==== Document segment ====
Octokiddie · 2 years ago
> But the tiny insects have been causing outsized devastation to the forests in recent years, with officials grappling to get the pests under control before the spruce population is entirely decimated. Two-thirds of the spruce in the region have already been destroyed, said Alexander Ahrenhold from the Lower Saxony state forestry office, and as human-caused climate change makes the region drier and the trees more favorable homes for the beetles’ larvae, forest conservationists are preparing for the worst.

It seems this is not exactly new:

> Around 1800, large swathes of the Harz were deforested. The less resistant spruce monoculture, that arose as a consequence of the mining industry in the Upper Harz, was largely destroyed by a bark beetle outbreak and a storm of hurricane proportions in November 1800. This largest known bark beetle infestation in the Harz was known as the Große Wurmtrocknis, and destroyed about 30,000 hectares (74,000 acres) of spruce forest and lasted about for 20 years. The woods were largely reforested with spruce. Continuous problems with bark beetle and storms were the negative side effects of mining in the Harz Mountains.

https://en.wikipedia.org/wiki/Harz

> In the longer term, mixing other tree species into the forest could be a solution, Ahrenhold said. “It makes sense to plant other conifers that can cope better with these conditions, especially on south-facing slopes and on very dry soil,” he said.

The AP article fails to mention the massive amount of deforestation and animal depopulation that's occurred for centuries now, but which is well-documented in the Wikipedia article. This gives the misleading impression that what's happening now is somehow unprecedented.

The issue, it seems, is that trying to "manage" the land doesn't work. It may even be more the root of the problem than the solution.

myshpa · 2 years ago
> The problem, it seems, is trying to "manage" the land, which has not worked in the past and seems unlikely to work in the future.

Money, as always.

blakesterz · 2 years ago
Similar situation here in NY, the ash trees are pretty much wiped out:

https://www.dec.ny.gov/animals/7253.html

These were some of the most common trees around until this damn bugs got here. The emerald ash borer (EAB) (Agrilus planipennis) is an invasive beetle from Asia that infests and kills North American ash species (Fraxinus sp.) including green, white, black and blue ash. All of New York's native ash trees are susceptible to EAB.

mattpallissard · 2 years ago
Same thing happened where I'm from, Illinois, a decade ago or so. They were basically all wiped out.
====
### Short exercise a
Could you update the listing, everything from its first line down to the line containing "truncated-cell: Nc [715,225,733,241]", by replacing "truncated-cell" with "clipped-cell" and leaving all else as it is?
==== Available records ====
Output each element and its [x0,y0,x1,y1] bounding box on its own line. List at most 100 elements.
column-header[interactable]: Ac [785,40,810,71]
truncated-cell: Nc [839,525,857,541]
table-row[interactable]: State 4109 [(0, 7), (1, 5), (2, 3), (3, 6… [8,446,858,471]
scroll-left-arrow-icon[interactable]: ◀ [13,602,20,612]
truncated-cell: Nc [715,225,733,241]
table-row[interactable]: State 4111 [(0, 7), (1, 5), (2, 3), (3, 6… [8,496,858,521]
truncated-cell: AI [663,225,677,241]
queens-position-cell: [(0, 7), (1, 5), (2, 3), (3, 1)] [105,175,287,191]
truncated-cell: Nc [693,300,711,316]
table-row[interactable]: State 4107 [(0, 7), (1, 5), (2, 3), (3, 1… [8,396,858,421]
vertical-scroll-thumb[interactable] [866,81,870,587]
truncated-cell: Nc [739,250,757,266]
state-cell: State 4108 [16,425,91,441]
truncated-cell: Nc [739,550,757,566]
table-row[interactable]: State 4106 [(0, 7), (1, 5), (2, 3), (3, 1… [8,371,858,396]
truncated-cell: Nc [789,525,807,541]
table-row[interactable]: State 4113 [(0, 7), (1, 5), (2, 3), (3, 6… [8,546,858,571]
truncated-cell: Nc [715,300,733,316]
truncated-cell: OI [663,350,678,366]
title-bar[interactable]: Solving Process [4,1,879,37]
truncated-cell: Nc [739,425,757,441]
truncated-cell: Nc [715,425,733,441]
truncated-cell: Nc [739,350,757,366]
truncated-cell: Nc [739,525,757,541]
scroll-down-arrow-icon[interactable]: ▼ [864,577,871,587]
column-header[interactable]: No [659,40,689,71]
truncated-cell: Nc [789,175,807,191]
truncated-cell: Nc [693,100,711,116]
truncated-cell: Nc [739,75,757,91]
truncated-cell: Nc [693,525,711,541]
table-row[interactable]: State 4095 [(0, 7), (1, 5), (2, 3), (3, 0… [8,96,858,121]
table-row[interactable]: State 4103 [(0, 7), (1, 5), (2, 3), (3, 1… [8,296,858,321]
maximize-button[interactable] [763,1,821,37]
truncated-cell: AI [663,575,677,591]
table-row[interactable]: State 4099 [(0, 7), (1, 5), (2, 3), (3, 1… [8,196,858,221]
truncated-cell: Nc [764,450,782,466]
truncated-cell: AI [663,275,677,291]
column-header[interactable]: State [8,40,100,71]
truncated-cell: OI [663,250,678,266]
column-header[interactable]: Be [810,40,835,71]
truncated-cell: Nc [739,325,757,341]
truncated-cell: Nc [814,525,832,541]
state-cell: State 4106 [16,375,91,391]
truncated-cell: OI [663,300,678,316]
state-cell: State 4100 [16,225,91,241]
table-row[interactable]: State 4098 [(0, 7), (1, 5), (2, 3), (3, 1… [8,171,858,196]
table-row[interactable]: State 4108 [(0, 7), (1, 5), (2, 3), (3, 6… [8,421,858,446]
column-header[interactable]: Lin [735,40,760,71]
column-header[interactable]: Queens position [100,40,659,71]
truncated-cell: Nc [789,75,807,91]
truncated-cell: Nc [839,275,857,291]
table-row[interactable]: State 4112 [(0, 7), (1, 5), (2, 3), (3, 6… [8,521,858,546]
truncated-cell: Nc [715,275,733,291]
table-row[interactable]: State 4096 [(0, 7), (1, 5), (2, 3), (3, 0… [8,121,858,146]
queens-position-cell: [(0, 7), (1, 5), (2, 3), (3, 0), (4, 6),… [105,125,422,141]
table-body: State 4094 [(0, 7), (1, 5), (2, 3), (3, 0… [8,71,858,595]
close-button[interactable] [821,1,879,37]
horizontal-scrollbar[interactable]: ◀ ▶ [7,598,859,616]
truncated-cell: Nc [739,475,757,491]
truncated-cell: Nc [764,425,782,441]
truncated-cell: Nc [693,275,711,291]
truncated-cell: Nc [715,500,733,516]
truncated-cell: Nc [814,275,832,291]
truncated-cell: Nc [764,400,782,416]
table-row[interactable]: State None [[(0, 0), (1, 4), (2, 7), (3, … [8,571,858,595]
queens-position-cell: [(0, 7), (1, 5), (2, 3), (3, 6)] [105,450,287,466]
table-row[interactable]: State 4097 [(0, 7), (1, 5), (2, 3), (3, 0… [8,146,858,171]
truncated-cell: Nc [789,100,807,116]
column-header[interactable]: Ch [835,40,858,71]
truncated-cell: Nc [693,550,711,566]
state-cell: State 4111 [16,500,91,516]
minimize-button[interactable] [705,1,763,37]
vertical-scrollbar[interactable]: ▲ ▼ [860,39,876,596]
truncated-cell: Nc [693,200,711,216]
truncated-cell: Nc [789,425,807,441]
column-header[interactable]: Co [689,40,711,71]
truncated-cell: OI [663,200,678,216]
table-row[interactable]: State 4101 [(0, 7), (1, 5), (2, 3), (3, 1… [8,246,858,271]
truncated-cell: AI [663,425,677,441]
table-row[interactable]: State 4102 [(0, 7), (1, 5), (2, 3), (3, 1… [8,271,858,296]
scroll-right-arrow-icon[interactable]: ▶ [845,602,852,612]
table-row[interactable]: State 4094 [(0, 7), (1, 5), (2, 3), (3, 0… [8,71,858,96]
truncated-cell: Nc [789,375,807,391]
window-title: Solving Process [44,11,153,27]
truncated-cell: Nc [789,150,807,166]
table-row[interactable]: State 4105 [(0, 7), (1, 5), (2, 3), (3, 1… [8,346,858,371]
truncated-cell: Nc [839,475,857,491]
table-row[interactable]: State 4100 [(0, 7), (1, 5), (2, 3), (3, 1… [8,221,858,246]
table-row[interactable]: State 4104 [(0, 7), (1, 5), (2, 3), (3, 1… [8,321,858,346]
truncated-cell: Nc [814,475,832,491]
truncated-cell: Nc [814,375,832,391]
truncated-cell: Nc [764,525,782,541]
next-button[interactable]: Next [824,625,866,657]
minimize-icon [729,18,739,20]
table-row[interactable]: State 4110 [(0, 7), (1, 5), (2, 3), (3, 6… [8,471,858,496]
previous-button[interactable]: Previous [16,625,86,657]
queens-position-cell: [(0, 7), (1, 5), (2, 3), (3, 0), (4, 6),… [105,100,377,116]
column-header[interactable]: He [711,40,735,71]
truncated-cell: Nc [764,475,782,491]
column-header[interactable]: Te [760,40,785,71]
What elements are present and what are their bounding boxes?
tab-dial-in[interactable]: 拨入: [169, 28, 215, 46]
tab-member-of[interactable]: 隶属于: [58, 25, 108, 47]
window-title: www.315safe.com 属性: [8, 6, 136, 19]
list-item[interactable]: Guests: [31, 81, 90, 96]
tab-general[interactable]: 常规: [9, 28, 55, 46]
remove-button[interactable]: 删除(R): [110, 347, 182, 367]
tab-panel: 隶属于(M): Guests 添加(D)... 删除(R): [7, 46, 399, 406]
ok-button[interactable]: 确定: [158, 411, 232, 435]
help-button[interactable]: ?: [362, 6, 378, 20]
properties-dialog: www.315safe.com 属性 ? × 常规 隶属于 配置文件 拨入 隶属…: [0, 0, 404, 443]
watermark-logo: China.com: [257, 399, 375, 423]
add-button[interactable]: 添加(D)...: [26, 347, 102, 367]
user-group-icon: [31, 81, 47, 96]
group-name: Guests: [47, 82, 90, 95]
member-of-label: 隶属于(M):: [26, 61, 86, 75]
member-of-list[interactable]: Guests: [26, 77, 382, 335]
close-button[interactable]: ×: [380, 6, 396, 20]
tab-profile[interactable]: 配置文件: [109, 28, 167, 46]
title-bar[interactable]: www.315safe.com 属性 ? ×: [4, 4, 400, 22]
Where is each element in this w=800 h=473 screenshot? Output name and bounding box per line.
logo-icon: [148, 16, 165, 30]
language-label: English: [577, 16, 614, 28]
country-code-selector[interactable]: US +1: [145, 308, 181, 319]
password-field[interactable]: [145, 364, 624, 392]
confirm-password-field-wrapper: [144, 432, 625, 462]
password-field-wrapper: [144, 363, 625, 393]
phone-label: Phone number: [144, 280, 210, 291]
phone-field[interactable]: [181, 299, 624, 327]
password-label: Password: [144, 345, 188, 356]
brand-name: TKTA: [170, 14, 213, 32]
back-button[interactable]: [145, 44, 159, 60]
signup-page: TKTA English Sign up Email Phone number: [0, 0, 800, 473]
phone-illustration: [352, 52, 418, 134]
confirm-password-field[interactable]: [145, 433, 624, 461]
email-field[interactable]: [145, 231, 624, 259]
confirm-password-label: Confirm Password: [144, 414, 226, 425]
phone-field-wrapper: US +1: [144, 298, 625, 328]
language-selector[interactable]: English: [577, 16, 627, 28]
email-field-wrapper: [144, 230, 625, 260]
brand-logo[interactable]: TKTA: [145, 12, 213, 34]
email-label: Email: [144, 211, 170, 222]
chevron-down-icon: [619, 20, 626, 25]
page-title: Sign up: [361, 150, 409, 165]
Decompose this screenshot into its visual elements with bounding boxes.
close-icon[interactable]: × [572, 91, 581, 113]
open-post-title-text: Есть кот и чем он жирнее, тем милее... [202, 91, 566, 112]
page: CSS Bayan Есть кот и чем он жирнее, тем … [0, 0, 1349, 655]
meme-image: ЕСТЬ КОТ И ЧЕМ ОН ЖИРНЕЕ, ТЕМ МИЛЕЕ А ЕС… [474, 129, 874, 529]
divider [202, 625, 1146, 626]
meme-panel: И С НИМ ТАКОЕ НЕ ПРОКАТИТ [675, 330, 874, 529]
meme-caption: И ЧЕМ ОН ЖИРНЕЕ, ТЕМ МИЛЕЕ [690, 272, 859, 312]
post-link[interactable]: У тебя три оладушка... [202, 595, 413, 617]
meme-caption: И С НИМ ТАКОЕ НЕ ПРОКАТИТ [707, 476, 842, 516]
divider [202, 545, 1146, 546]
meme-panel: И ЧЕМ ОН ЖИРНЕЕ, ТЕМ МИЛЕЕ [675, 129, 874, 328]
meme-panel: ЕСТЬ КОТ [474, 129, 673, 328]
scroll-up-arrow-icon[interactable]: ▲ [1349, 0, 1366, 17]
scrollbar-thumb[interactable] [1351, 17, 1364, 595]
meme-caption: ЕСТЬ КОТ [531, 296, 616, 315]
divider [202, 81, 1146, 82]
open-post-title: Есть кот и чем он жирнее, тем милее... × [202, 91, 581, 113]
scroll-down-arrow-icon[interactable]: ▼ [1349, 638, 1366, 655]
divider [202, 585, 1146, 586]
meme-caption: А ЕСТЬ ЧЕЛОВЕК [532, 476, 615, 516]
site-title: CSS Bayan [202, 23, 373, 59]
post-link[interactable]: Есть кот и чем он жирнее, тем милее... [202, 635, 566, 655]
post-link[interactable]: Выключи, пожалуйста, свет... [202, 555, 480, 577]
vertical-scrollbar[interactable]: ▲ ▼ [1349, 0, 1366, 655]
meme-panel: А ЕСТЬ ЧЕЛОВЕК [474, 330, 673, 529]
====
### Short exercise b
Can you carry the comment thread about beetles destroying forests further from its last line?

### Exercise result a
Output each element and its [x0,y0,x1,y1] bounding box on its own line. List at most 100 elements.
column-header[interactable]: Ac [785,40,810,71]
clipped-cell: Nc [839,525,857,541]
table-row[interactable]: State 4109 [(0, 7), (1, 5), (2, 3), (3, 6… [8,446,858,471]
scroll-left-arrow-icon[interactable]: ◀ [13,602,20,612]
clipped-cell: Nc [715,225,733,241]

### Exercise result b
However the past few times I've visited I've actually noticed both young ash trees and old "dead" trees that had been cut down to the stump with new growth.

It makes me wonder if there'll be new a balance struck where there will be ash trees, and there will be ash borer, just fewer of each.

unboxingelf · 2 years ago
Similar on the west coast in Oregon - bark beetles decimating douglas fir and pine.
hedora · 2 years ago
They're also rampant around the SF bay area; they mostly leave the native trees alone, but I'm staring at a massive dead pine tree that was healthy a few years ago.

The damage in the article looks different though. Our beetles seem to focus on a ring of bark near the ground, so they don't have to eat nearly as much to kill the tree.

jansan · 2 years ago
I remember that when I was in school good parts of the Harz mountains were destroyed by the Bark Beetle, but at that time it was acid rain that made matters worse. It was a poster example of the Waldsterben (dying of forests) at that time. This phenomenon has been politically abused at least since the 80s.
flohofwoe · 2 years ago
The classic 1980's "Waldsterben" meme photo was a strip of dead forest along the Czech border near the Fichtelberg though, this was most likely caused by dirty coal power station emissions from across the border, at times the air would reek of cat piss which we used to call "Bohemian Air".. or maybe better translated as "Bohemian Wind" :)
jansan · 2 years ago
That acid rain certainly had an effect in some regions, but people at that time were very fast to attribute every single dying tree to that cause, just like today they do it with climate change. However, Bark Beetles don't need any helpers like acid rain or climate change, they can destroy a forest perfectly by themselves if they are in the right mood.